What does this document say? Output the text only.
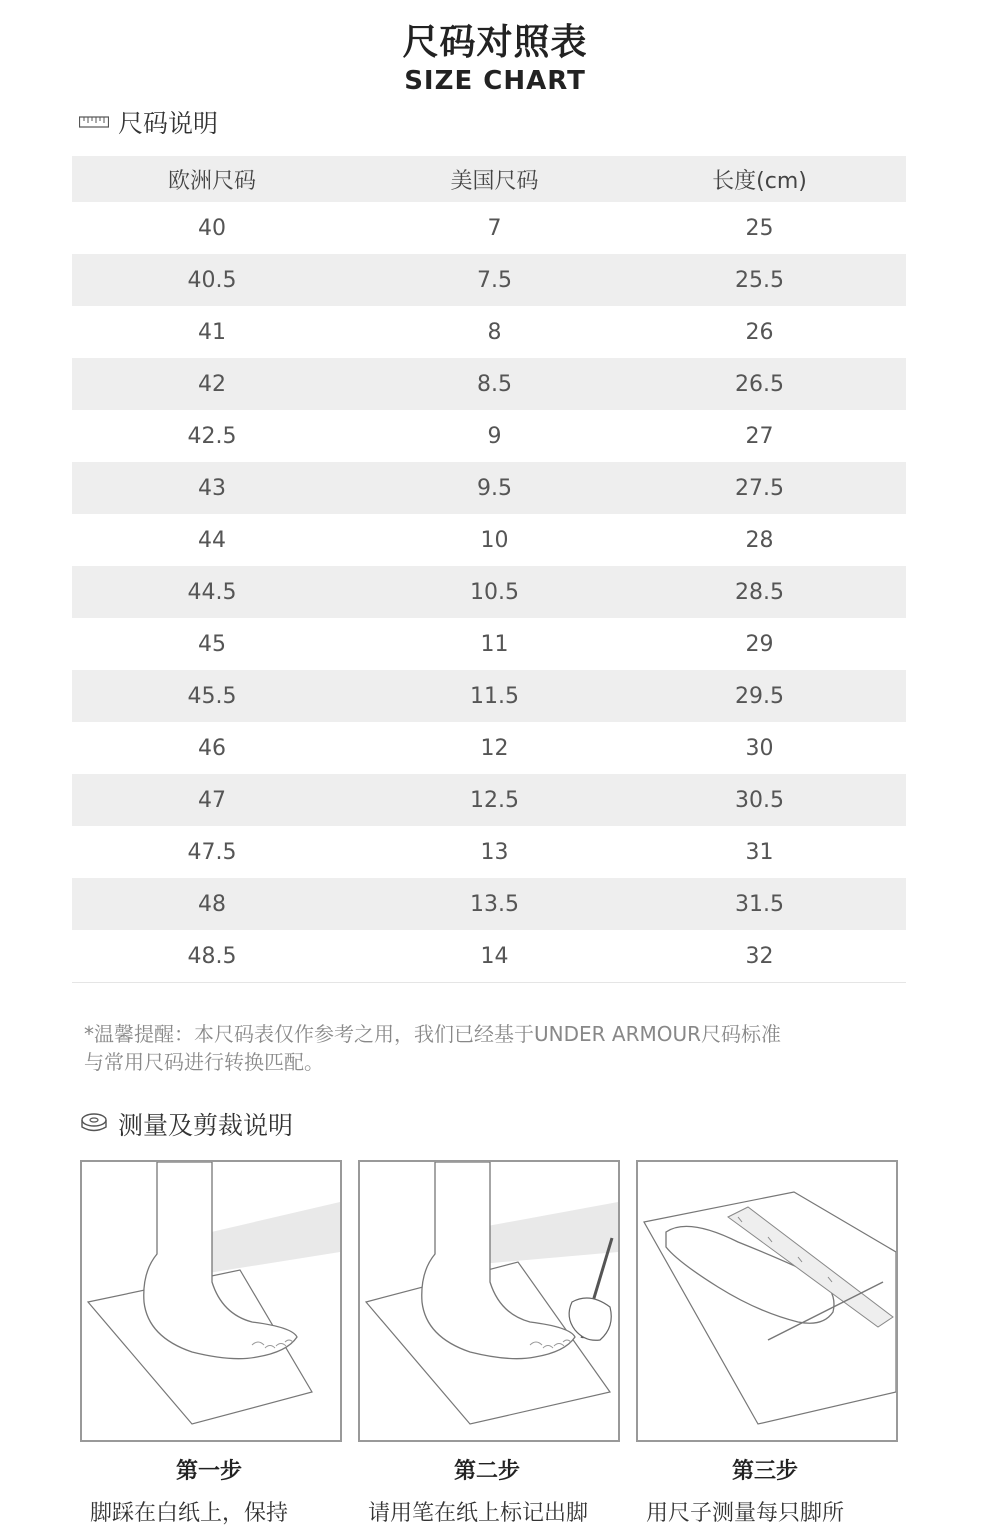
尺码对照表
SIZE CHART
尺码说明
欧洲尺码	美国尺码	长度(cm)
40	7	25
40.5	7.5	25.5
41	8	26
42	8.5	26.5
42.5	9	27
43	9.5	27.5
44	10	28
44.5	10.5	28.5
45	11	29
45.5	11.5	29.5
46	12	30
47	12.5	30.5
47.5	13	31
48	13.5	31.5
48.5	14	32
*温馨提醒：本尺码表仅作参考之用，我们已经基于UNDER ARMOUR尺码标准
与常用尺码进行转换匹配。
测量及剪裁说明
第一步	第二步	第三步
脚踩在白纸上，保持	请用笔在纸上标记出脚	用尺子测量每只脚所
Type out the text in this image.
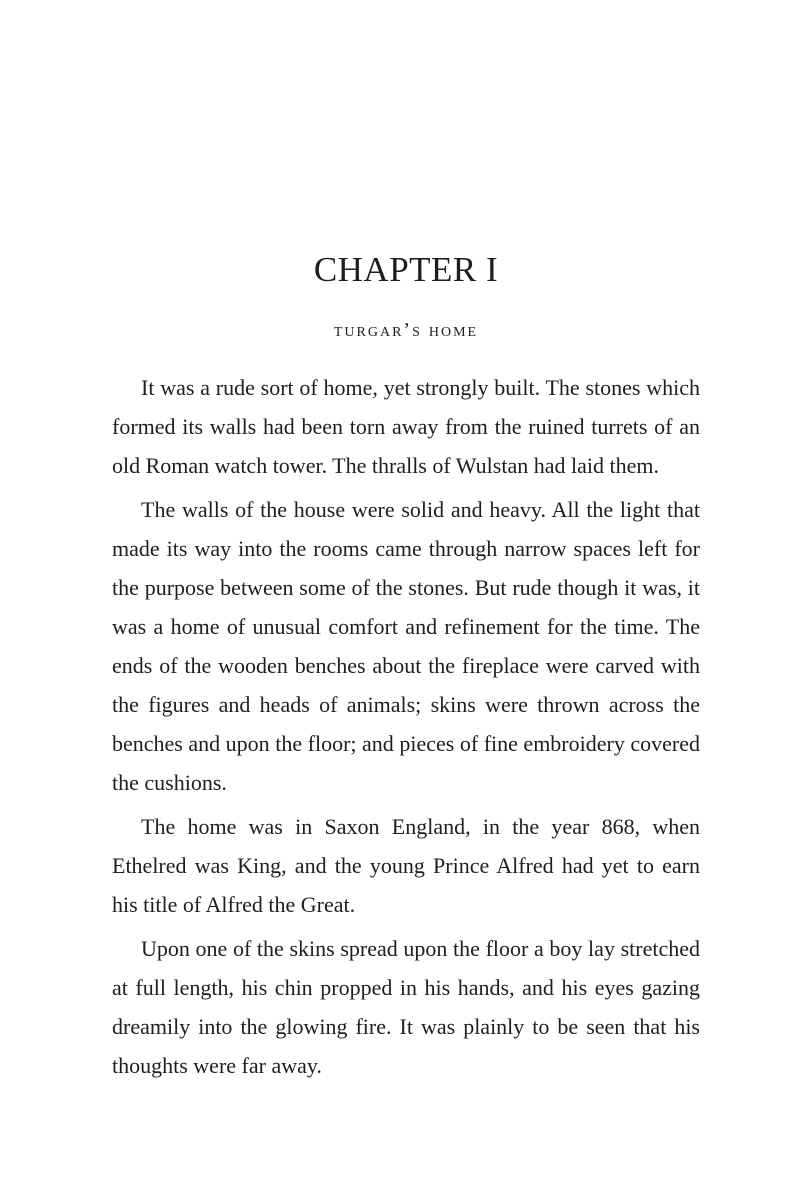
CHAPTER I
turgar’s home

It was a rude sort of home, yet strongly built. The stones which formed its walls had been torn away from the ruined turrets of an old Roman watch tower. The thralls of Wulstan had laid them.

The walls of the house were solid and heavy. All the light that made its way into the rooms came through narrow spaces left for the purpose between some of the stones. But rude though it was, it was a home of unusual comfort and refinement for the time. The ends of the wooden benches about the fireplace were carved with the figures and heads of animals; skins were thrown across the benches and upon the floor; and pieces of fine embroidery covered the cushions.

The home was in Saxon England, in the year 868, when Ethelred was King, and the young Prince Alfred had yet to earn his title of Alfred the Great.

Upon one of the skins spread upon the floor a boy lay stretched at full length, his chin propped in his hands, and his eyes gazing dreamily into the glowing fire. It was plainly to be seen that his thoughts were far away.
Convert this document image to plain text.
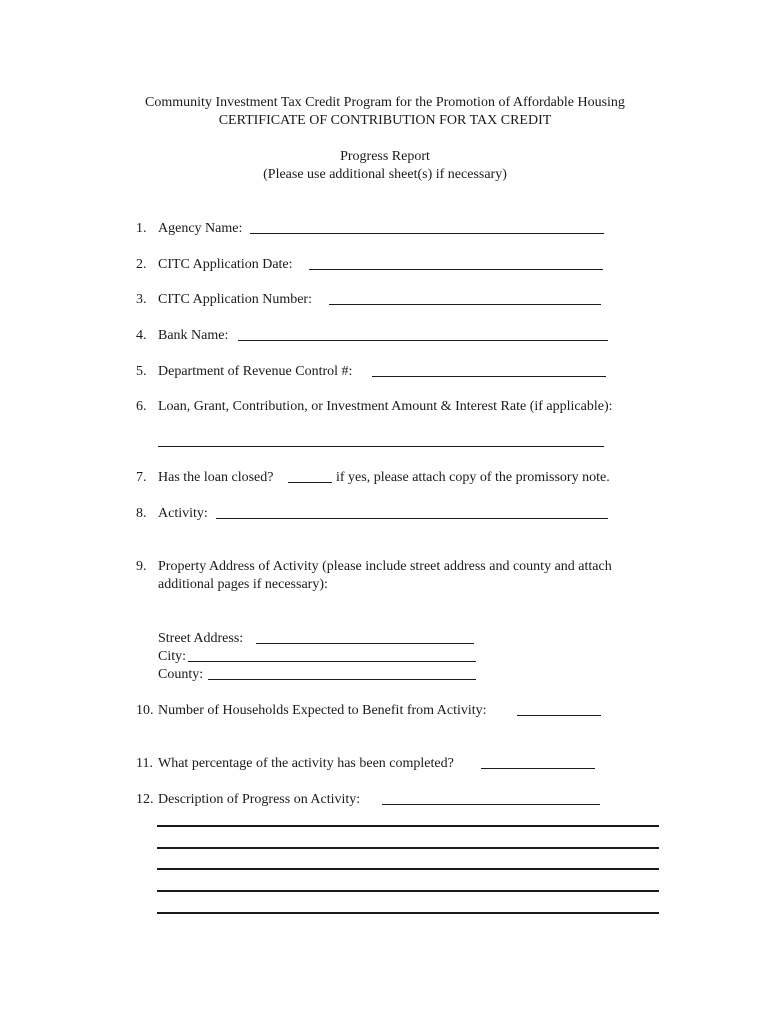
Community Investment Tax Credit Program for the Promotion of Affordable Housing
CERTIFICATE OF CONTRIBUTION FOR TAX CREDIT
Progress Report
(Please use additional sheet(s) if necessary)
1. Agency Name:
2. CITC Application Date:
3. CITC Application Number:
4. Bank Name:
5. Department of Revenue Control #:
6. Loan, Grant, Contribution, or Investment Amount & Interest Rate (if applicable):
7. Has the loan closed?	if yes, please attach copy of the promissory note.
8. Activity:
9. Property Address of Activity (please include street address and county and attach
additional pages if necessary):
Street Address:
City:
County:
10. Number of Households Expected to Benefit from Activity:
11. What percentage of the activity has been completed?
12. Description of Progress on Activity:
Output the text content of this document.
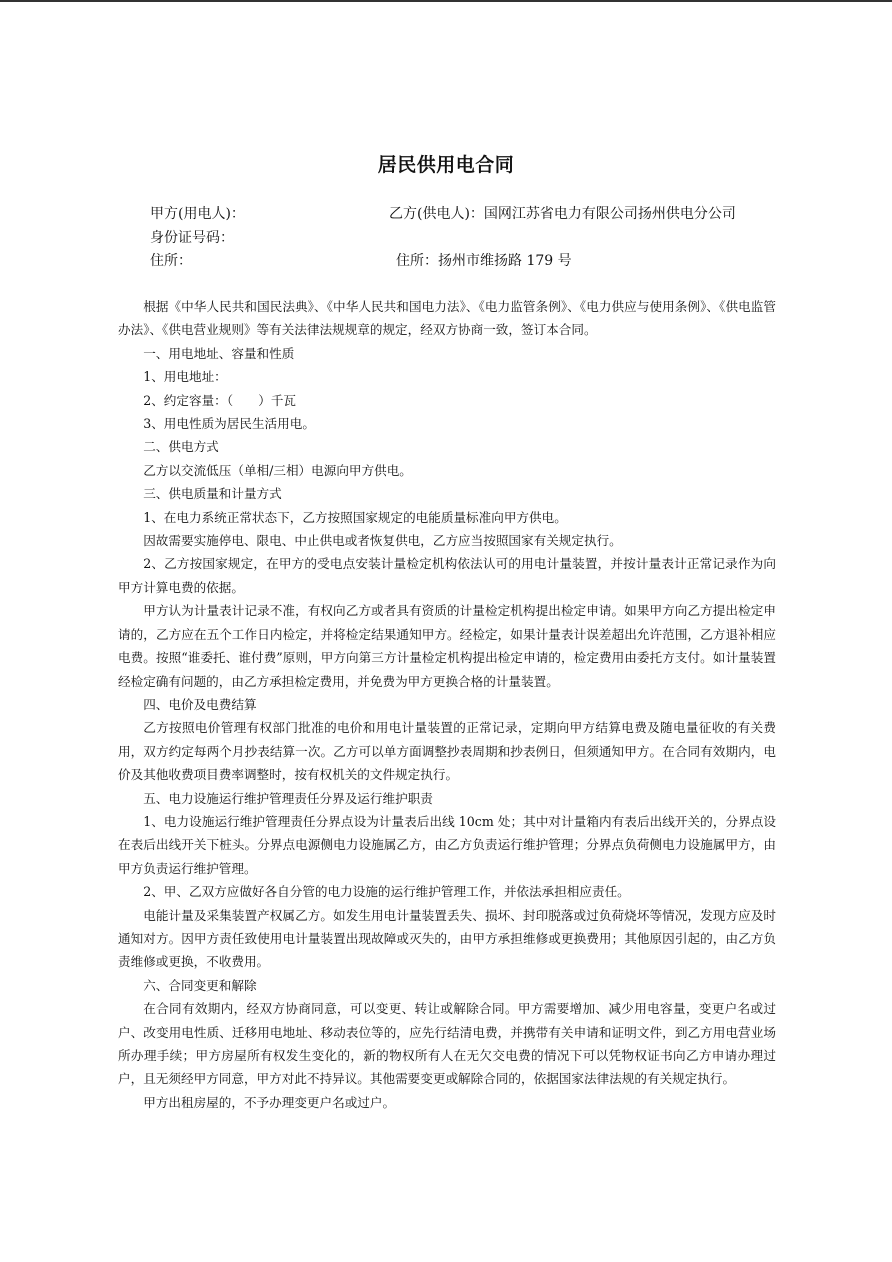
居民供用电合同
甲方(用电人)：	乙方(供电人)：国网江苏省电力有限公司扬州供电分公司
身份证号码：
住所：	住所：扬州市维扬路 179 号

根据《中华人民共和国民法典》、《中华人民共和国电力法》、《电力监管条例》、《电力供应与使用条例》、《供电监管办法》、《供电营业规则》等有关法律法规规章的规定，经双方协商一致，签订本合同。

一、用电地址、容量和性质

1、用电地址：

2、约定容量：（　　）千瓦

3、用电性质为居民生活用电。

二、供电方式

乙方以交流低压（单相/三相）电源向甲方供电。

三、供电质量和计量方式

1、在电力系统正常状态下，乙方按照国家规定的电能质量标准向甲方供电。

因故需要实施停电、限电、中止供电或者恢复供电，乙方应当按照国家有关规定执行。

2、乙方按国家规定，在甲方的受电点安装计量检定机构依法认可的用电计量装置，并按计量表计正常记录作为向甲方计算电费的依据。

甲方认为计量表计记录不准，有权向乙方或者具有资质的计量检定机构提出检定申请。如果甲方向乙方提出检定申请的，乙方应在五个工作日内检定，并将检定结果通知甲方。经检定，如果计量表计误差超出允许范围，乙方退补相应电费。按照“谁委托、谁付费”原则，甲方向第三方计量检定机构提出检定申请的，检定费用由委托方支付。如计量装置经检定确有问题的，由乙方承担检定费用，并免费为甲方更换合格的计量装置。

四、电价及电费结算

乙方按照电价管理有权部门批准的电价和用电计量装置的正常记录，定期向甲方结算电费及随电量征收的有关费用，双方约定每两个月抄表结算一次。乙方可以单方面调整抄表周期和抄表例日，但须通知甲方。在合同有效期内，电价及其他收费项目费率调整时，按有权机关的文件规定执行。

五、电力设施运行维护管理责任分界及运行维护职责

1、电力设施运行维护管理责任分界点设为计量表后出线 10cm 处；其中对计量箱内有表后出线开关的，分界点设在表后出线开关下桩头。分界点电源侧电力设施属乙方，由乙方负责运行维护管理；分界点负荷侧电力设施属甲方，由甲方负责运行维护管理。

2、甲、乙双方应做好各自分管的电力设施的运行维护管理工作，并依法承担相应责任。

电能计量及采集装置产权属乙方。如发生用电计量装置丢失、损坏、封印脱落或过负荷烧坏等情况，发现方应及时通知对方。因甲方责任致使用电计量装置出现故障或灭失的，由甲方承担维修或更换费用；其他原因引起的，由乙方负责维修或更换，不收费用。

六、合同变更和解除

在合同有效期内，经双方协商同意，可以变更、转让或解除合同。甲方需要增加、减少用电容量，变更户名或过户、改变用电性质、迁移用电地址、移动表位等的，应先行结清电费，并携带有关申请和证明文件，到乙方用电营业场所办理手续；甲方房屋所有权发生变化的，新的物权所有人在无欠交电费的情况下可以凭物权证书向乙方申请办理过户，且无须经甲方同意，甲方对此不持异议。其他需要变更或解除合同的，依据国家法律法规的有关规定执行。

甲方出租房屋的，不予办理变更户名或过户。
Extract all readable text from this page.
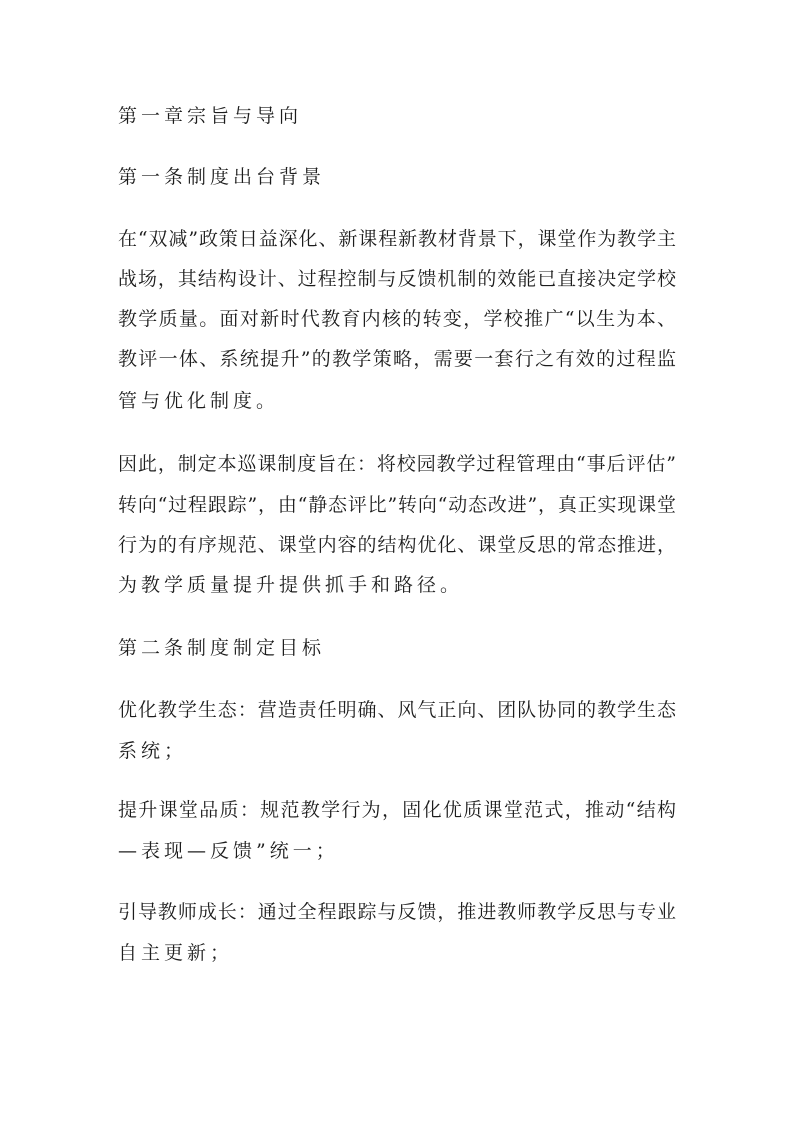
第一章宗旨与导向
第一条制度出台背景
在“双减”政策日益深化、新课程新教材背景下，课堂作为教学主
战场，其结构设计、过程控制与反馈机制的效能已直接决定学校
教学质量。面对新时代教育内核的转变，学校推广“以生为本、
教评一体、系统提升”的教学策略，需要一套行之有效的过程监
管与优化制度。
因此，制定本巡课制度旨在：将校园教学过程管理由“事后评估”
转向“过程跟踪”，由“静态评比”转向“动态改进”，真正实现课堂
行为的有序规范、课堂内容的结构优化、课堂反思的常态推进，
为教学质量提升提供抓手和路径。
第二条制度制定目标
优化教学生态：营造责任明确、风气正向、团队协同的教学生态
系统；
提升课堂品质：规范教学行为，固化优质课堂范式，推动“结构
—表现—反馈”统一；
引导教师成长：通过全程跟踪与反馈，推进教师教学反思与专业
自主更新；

**WHAT YOU NEED TO DO:**
Every entry above should be duplicated exactly. Do not include the images.

**REPLY TO THE EXERCISE:**
What does this document say? Output the text only.
尺码对照表
SIZE CHART
尺码说明
欧洲尺码	美国尺码	长度(cm)
40	7	25
40.5	7.5	25.5
41	8	26
42	8.5	26.5
42.5	9	27
43	9.5	27.5
44	10	28
44.5	10.5	28.5
45	11	29
45.5	11.5	29.5
46	12	30
47	12.5	30.5
47.5	13	31
48	13.5	31.5
48.5	14	32
*温馨提醒：本尺码表仅作参考之用，我们已经基于UNDER ARMOUR尺码标准
与常用尺码进行转换匹配。
测量及剪裁说明
第一步	第二步	第三步
脚踩在白纸上，保持	请用笔在纸上标记出脚	用尺子测量每只脚所
Type out the text in this image.
CHAPTER I
turgar’s home

It was a rude sort of home, yet strongly built. The stones which formed its walls had been torn away from the ruined turrets of an old Roman watch tower. The thralls of Wulstan had laid them.

The walls of the house were solid and heavy. All the light that made its way into the rooms came through narrow spaces left for the purpose between some of the stones. But rude though it was, it was a home of unusual comfort and refinement for the time. The ends of the wooden benches about the fireplace were carved with the figures and heads of animals; skins were thrown across the benches and upon the floor; and pieces of fine embroidery covered the cushions.

The home was in Saxon England, in the year 868, when Ethelred was King, and the young Prince Alfred had yet to earn his title of Alfred the Great.

Upon one of the skins spread upon the floor a boy lay stretched at full length, his chin propped in his hands, and his eyes gazing dreamily into the glowing fire. It was plainly to be seen that his thoughts were far away.
Convert this document image to plain text.
Community Investment Tax Credit Program for the Promotion of Affordable Housing
CERTIFICATE OF CONTRIBUTION FOR TAX CREDIT
Progress Report
(Please use additional sheet(s) if necessary)
1. Agency Name:
2. CITC Application Date:
3. CITC Application Number:
4. Bank Name:
5. Department of Revenue Control #:
6. Loan, Grant, Contribution, or Investment Amount & Interest Rate (if applicable):
7. Has the loan closed?	if yes, please attach copy of the promissory note.
8. Activity:
9. Property Address of Activity (please include street address and county and attach
additional pages if necessary):
Street Address:
City:
County:
10. Number of Households Expected to Benefit from Activity:
11. What percentage of the activity has been completed?
12. Description of Progress on Activity:
Output the text content of this document.
居民供用电合同
甲方(用电人)：	乙方(供电人)：国网江苏省电力有限公司扬州供电分公司
身份证号码：
住所：	住所：扬州市维扬路 179 号

根据《中华人民共和国民法典》、《中华人民共和国电力法》、《电力监管条例》、《电力供应与使用条例》、《供电监管办法》、《供电营业规则》等有关法律法规规章的规定，经双方协商一致，签订本合同。

一、用电地址、容量和性质

1、用电地址：

2、约定容量：（　　）千瓦

3、用电性质为居民生活用电。

二、供电方式

乙方以交流低压（单相/三相）电源向甲方供电。

三、供电质量和计量方式

1、在电力系统正常状态下，乙方按照国家规定的电能质量标准向甲方供电。

因故需要实施停电、限电、中止供电或者恢复供电，乙方应当按照国家有关规定执行。

2、乙方按国家规定，在甲方的受电点安装计量检定机构依法认可的用电计量装置，并按计量表计正常记录作为向甲方计算电费的依据。

甲方认为计量表计记录不准，有权向乙方或者具有资质的计量检定机构提出检定申请。如果甲方向乙方提出检定申请的，乙方应在五个工作日内检定，并将检定结果通知甲方。经检定，如果计量表计误差超出允许范围，乙方退补相应电费。按照“谁委托、谁付费”原则，甲方向第三方计量检定机构提出检定申请的，检定费用由委托方支付。如计量装置经检定确有问题的，由乙方承担检定费用，并免费为甲方更换合格的计量装置。

四、电价及电费结算

乙方按照电价管理有权部门批准的电价和用电计量装置的正常记录，定期向甲方结算电费及随电量征收的有关费用，双方约定每两个月抄表结算一次。乙方可以单方面调整抄表周期和抄表例日，但须通知甲方。在合同有效期内，电价及其他收费项目费率调整时，按有权机关的文件规定执行。

五、电力设施运行维护管理责任分界及运行维护职责

1、电力设施运行维护管理责任分界点设为计量表后出线 10cm 处；其中对计量箱内有表后出线开关的，分界点设在表后出线开关下桩头。分界点电源侧电力设施属乙方，由乙方负责运行维护管理；分界点负荷侧电力设施属甲方，由甲方负责运行维护管理。

2、甲、乙双方应做好各自分管的电力设施的运行维护管理工作，并依法承担相应责任。

电能计量及采集装置产权属乙方。如发生用电计量装置丢失、损坏、封印脱落或过负荷烧坏等情况，发现方应及时通知对方。因甲方责任致使用电计量装置出现故障或灭失的，由甲方承担维修或更换费用；其他原因引起的，由乙方负责维修或更换，不收费用。

六、合同变更和解除

在合同有效期内，经双方协商同意，可以变更、转让或解除合同。甲方需要增加、减少用电容量，变更户名或过户、改变用电性质、迁移用电地址、移动表位等的，应先行结清电费，并携带有关申请和证明文件，到乙方用电营业场所办理手续；甲方房屋所有权发生变化的，新的物权所有人在无欠交电费的情况下可以凭物权证书向乙方申请办理过户，且无须经甲方同意，甲方对此不持异议。其他需要变更或解除合同的，依据国家法律法规的有关规定执行。

甲方出租房屋的，不予办理变更户名或过户。
Extract all readable text from this page.
第一章宗旨与导向
第一条制度出台背景
在“双减”政策日益深化、新课程新教材背景下，课堂作为教学主
战场，其结构设计、过程控制与反馈机制的效能已直接决定学校
教学质量。面对新时代教育内核的转变，学校推广“以生为本、
教评一体、系统提升”的教学策略，需要一套行之有效的过程监
管与优化制度。
因此，制定本巡课制度旨在：将校园教学过程管理由“事后评估”
转向“过程跟踪”，由“静态评比”转向“动态改进”，真正实现课堂
行为的有序规范、课堂内容的结构优化、课堂反思的常态推进，
为教学质量提升提供抓手和路径。
第二条制度制定目标
优化教学生态：营造责任明确、风气正向、团队协同的教学生态
系统；
提升课堂品质：规范教学行为，固化优质课堂范式，推动“结构
—表现—反馈”统一；
引导教师成长：通过全程跟踪与反馈，推进教师教学反思与专业
自主更新；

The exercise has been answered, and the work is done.